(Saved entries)
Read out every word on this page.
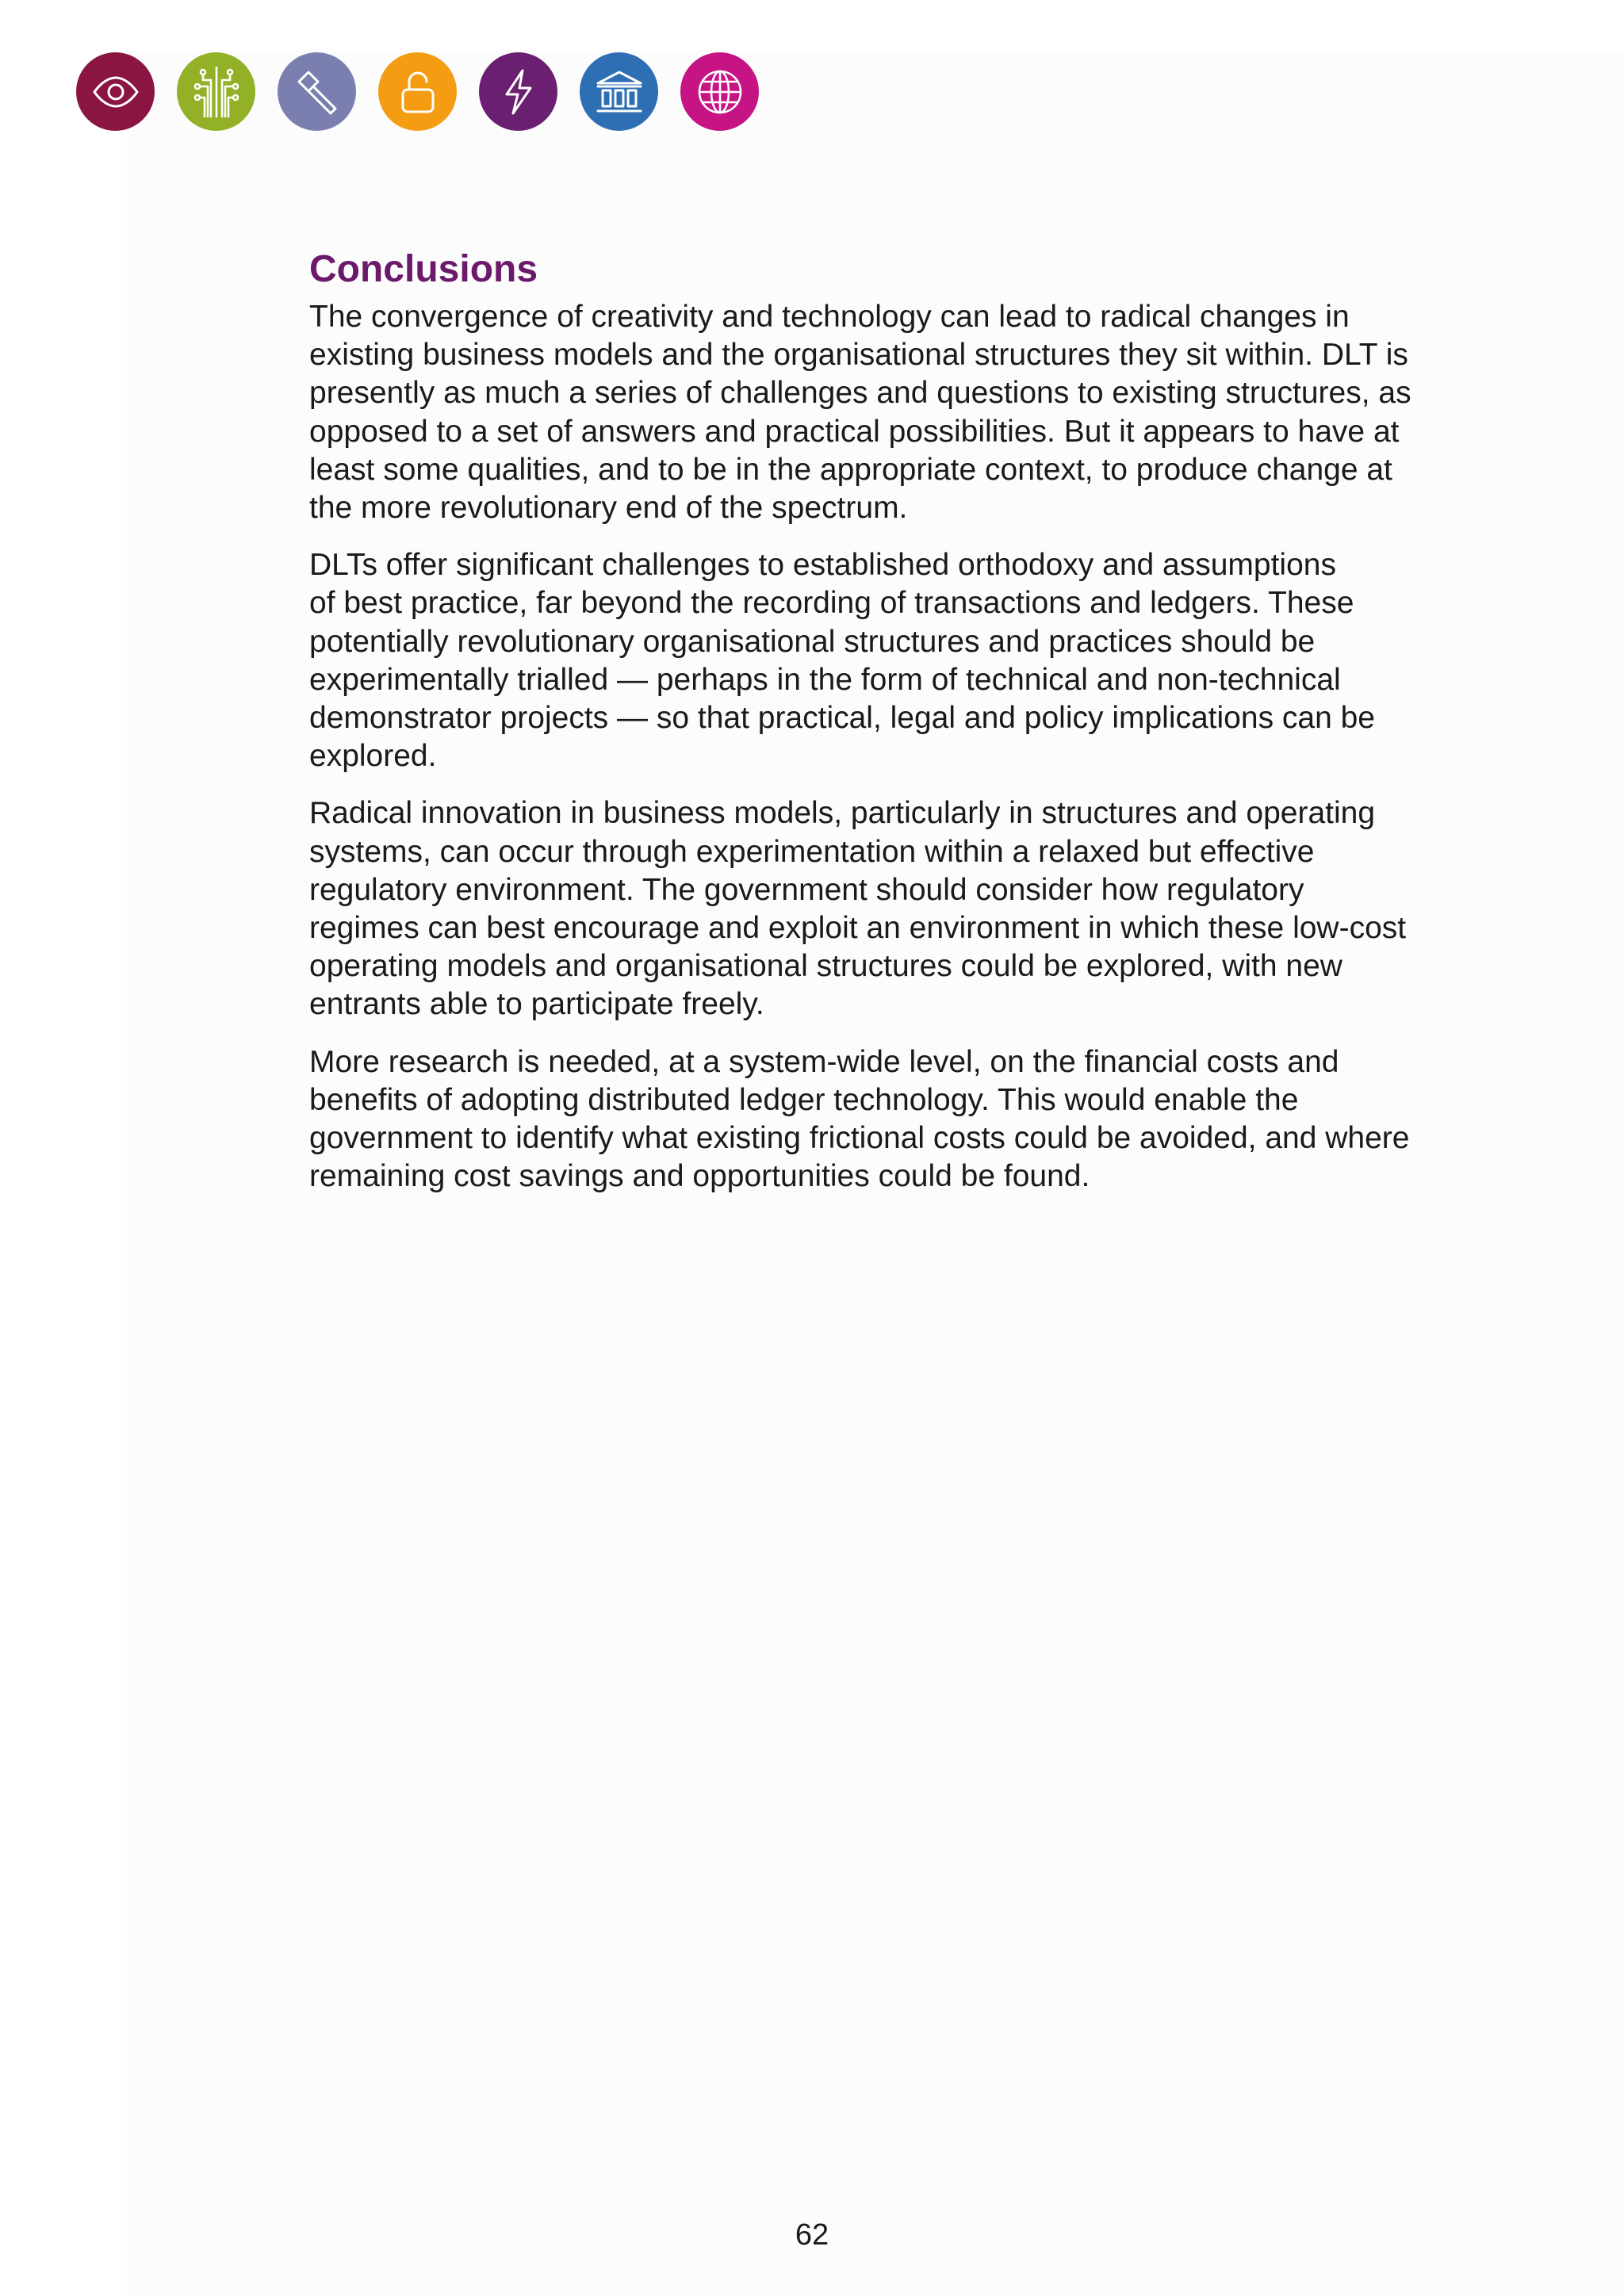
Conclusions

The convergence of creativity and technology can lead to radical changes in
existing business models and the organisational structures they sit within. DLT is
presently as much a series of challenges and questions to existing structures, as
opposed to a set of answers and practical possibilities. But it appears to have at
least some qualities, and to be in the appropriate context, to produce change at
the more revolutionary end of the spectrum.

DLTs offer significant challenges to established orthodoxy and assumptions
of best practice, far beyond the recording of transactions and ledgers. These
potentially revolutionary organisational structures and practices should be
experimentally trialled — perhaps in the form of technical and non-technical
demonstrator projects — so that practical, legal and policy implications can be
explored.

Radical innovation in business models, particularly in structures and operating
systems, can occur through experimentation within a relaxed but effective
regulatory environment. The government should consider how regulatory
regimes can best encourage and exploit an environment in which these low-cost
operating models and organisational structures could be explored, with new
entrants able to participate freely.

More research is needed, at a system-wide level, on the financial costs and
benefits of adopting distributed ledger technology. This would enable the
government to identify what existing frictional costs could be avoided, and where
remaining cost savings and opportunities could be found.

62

---

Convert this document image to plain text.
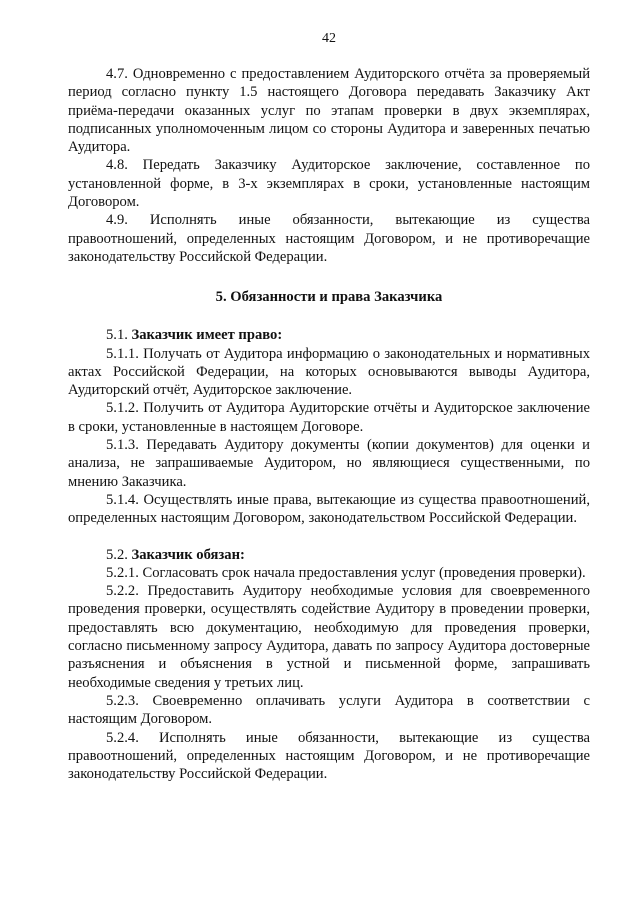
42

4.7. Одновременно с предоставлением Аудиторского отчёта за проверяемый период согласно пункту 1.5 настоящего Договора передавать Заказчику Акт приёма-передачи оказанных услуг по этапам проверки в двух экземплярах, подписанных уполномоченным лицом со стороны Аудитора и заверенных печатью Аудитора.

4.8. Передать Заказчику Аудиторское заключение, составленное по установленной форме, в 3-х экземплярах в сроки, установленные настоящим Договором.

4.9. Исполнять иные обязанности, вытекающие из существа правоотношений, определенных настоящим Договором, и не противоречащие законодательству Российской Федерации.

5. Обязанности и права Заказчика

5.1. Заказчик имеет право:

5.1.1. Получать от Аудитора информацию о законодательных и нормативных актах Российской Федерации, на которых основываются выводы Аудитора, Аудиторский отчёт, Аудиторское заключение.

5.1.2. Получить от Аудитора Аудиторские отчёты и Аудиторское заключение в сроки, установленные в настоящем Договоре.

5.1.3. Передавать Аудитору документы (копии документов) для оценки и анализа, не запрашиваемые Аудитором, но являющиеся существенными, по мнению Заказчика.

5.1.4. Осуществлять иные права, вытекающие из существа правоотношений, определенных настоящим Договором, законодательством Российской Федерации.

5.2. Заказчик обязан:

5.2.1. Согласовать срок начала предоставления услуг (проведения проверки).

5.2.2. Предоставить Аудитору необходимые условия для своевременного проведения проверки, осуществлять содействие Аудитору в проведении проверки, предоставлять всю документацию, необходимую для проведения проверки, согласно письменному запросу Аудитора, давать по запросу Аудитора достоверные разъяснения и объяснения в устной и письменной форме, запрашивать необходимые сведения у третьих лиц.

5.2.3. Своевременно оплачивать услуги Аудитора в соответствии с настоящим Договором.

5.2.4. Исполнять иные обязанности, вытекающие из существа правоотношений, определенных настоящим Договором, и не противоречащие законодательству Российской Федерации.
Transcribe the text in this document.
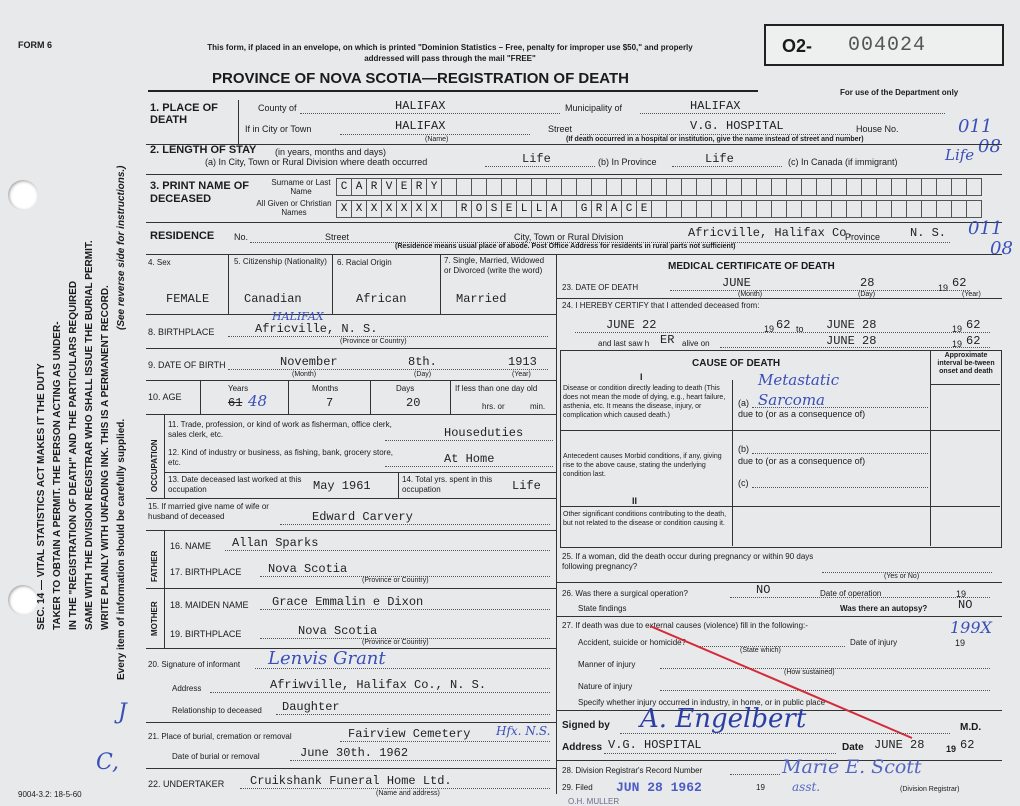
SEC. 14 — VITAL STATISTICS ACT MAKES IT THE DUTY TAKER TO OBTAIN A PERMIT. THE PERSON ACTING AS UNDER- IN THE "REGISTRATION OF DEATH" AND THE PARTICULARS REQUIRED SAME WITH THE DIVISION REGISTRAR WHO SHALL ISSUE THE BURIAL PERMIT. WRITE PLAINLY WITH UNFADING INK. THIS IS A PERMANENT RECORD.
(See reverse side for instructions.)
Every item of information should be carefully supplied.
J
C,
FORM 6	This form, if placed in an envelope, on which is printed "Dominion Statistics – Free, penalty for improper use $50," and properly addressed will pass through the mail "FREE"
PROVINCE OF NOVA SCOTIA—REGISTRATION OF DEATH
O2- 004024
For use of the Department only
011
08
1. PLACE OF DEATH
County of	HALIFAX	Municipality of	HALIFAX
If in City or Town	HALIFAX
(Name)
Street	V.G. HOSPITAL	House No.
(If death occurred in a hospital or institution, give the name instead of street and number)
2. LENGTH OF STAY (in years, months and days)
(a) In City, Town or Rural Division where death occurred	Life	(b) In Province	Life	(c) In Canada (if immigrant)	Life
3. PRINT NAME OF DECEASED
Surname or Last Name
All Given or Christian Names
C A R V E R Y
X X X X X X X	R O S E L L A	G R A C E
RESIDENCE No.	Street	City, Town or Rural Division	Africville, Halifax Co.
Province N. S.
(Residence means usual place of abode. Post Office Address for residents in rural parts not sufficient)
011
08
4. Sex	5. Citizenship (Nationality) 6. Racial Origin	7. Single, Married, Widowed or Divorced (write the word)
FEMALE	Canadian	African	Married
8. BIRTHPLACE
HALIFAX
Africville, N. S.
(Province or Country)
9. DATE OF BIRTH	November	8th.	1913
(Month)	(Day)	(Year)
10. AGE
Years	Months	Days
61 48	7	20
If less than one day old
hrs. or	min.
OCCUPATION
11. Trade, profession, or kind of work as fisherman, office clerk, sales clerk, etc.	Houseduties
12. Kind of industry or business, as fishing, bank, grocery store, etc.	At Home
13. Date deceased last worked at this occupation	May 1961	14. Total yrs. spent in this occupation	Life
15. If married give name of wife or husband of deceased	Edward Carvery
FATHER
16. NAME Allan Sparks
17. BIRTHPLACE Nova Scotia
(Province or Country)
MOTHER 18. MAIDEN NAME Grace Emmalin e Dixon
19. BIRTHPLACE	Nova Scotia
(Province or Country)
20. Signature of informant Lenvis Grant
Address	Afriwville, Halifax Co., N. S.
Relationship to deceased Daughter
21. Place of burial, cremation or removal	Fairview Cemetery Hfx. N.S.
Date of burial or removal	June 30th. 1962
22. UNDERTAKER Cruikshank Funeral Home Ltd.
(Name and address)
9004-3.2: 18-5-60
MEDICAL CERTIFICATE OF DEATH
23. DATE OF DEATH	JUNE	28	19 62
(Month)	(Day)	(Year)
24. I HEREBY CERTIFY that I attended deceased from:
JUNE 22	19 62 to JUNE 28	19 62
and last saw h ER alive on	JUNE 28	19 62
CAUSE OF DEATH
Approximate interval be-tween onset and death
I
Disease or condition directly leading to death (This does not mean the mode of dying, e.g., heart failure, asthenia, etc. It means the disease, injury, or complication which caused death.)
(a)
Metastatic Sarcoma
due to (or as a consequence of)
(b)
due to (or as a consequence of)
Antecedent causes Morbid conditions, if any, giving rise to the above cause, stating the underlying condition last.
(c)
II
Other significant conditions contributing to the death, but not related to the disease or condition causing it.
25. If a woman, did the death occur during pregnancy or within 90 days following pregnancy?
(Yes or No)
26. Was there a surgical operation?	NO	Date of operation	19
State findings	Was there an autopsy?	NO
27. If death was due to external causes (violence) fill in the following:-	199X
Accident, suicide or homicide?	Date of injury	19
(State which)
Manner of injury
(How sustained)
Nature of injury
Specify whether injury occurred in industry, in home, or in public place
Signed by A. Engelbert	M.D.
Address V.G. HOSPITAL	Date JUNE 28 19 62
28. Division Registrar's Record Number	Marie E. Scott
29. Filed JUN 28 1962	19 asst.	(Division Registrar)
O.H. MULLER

SHORT EXERCISE
Locate the word "causes" in the records above, and return each line that has it.

TASK ANSWER
Antecedent causes Morbid conditions, if any, giving rise to the above cause, stating the underlying condition last.
27. If death was due to external causes (violence) fill in the following:-	199X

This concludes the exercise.